Information provided ▸
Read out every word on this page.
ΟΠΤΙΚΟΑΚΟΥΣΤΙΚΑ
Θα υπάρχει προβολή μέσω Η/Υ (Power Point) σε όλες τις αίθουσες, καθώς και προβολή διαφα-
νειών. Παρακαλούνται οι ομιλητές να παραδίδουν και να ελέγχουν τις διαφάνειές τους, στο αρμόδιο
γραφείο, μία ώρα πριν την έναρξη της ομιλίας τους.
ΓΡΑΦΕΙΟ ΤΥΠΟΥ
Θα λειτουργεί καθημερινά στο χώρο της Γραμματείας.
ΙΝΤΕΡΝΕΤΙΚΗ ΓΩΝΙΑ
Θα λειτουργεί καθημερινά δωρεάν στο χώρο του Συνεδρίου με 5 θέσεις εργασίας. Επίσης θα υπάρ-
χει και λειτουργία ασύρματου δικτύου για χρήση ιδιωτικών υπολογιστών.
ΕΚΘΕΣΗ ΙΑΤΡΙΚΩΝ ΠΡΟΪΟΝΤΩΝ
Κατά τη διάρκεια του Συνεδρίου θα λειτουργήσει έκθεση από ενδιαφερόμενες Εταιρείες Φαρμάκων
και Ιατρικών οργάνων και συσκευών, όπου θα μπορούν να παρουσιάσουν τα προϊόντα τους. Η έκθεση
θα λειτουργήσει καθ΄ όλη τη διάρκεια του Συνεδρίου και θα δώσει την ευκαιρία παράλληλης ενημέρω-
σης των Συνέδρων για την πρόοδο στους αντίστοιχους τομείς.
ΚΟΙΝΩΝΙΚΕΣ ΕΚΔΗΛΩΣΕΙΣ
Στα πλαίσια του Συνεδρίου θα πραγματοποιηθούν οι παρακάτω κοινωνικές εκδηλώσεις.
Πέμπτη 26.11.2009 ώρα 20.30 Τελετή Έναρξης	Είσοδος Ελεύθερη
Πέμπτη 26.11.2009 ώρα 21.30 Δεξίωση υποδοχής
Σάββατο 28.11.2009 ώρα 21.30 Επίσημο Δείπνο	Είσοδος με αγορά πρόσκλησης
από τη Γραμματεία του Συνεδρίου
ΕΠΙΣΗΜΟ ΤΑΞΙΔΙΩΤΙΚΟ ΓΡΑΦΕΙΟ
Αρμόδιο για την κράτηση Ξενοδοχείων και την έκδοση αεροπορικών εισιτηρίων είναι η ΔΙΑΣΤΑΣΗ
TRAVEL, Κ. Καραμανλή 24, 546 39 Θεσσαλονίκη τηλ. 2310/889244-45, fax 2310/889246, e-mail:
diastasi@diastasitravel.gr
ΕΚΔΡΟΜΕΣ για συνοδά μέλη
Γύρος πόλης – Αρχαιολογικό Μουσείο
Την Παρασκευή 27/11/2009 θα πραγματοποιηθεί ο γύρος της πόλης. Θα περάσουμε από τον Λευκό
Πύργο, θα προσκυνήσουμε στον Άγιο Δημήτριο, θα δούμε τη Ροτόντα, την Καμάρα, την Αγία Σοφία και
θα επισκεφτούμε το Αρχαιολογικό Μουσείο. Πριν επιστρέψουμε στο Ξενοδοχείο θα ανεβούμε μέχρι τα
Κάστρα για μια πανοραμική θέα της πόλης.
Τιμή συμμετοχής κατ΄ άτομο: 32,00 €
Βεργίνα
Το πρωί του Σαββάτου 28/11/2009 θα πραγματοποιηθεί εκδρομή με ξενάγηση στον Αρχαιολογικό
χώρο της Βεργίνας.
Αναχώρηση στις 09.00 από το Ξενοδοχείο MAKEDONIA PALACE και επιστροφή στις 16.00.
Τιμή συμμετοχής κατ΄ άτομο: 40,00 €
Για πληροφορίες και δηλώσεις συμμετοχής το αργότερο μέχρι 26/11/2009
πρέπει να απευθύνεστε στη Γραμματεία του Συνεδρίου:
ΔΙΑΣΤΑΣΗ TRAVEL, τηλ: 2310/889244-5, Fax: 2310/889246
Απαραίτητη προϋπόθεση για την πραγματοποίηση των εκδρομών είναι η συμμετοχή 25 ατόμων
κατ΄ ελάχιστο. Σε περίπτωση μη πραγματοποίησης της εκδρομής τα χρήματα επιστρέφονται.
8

Exercise brief ▸
Nothing should be changed: write out all of the data as is.

Exercise output ▸
Read out every word on this page.
ΟΠΤΙΚΟΑΚΟΥΣΤΙΚΑ
Θα υπάρχει προβολή μέσω Η/Υ (Power Point) σε όλες τις αίθουσες, καθώς και προβολή διαφα-
νειών. Παρακαλούνται οι ομιλητές να παραδίδουν και να ελέγχουν τις διαφάνειές τους, στο αρμόδιο
γραφείο, μία ώρα πριν την έναρξη της ομιλίας τους.
ΓΡΑΦΕΙΟ ΤΥΠΟΥ
Θα λειτουργεί καθημερινά στο χώρο της Γραμματείας.
ΙΝΤΕΡΝΕΤΙΚΗ ΓΩΝΙΑ
Θα λειτουργεί καθημερινά δωρεάν στο χώρο του Συνεδρίου με 5 θέσεις εργασίας. Επίσης θα υπάρ-
χει και λειτουργία ασύρματου δικτύου για χρήση ιδιωτικών υπολογιστών.
ΕΚΘΕΣΗ ΙΑΤΡΙΚΩΝ ΠΡΟΪΟΝΤΩΝ
Κατά τη διάρκεια του Συνεδρίου θα λειτουργήσει έκθεση από ενδιαφερόμενες Εταιρείες Φαρμάκων
και Ιατρικών οργάνων και συσκευών, όπου θα μπορούν να παρουσιάσουν τα προϊόντα τους. Η έκθεση
θα λειτουργήσει καθ΄ όλη τη διάρκεια του Συνεδρίου και θα δώσει την ευκαιρία παράλληλης ενημέρω-
σης των Συνέδρων για την πρόοδο στους αντίστοιχους τομείς.
ΚΟΙΝΩΝΙΚΕΣ ΕΚΔΗΛΩΣΕΙΣ
Στα πλαίσια του Συνεδρίου θα πραγματοποιηθούν οι παρακάτω κοινωνικές εκδηλώσεις.
Πέμπτη 26.11.2009 ώρα 20.30 Τελετή Έναρξης	Είσοδος Ελεύθερη
Πέμπτη 26.11.2009 ώρα 21.30 Δεξίωση υποδοχής
Σάββατο 28.11.2009 ώρα 21.30 Επίσημο Δείπνο	Είσοδος με αγορά πρόσκλησης
από τη Γραμματεία του Συνεδρίου
ΕΠΙΣΗΜΟ ΤΑΞΙΔΙΩΤΙΚΟ ΓΡΑΦΕΙΟ
Αρμόδιο για την κράτηση Ξενοδοχείων και την έκδοση αεροπορικών εισιτηρίων είναι η ΔΙΑΣΤΑΣΗ
TRAVEL, Κ. Καραμανλή 24, 546 39 Θεσσαλονίκη τηλ. 2310/889244-45, fax 2310/889246, e-mail:
diastasi@diastasitravel.gr
ΕΚΔΡΟΜΕΣ για συνοδά μέλη
Γύρος πόλης – Αρχαιολογικό Μουσείο
Την Παρασκευή 27/11/2009 θα πραγματοποιηθεί ο γύρος της πόλης. Θα περάσουμε από τον Λευκό
Πύργο, θα προσκυνήσουμε στον Άγιο Δημήτριο, θα δούμε τη Ροτόντα, την Καμάρα, την Αγία Σοφία και
θα επισκεφτούμε το Αρχαιολογικό Μουσείο. Πριν επιστρέψουμε στο Ξενοδοχείο θα ανεβούμε μέχρι τα
Κάστρα για μια πανοραμική θέα της πόλης.
Τιμή συμμετοχής κατ΄ άτομο: 32,00 €
Βεργίνα
Το πρωί του Σαββάτου 28/11/2009 θα πραγματοποιηθεί εκδρομή με ξενάγηση στον Αρχαιολογικό
χώρο της Βεργίνας.
Αναχώρηση στις 09.00 από το Ξενοδοχείο MAKEDONIA PALACE και επιστροφή στις 16.00.
Τιμή συμμετοχής κατ΄ άτομο: 40,00 €
Για πληροφορίες και δηλώσεις συμμετοχής το αργότερο μέχρι 26/11/2009
πρέπει να απευθύνεστε στη Γραμματεία του Συνεδρίου:
ΔΙΑΣΤΑΣΗ TRAVEL, τηλ: 2310/889244-5, Fax: 2310/889246
Απαραίτητη προϋπόθεση για την πραγματοποίηση των εκδρομών είναι η συμμετοχή 25 ατόμων
κατ΄ ελάχιστο. Σε περίπτωση μη πραγματοποίησης της εκδρομής τα χρήματα επιστρέφονται.
8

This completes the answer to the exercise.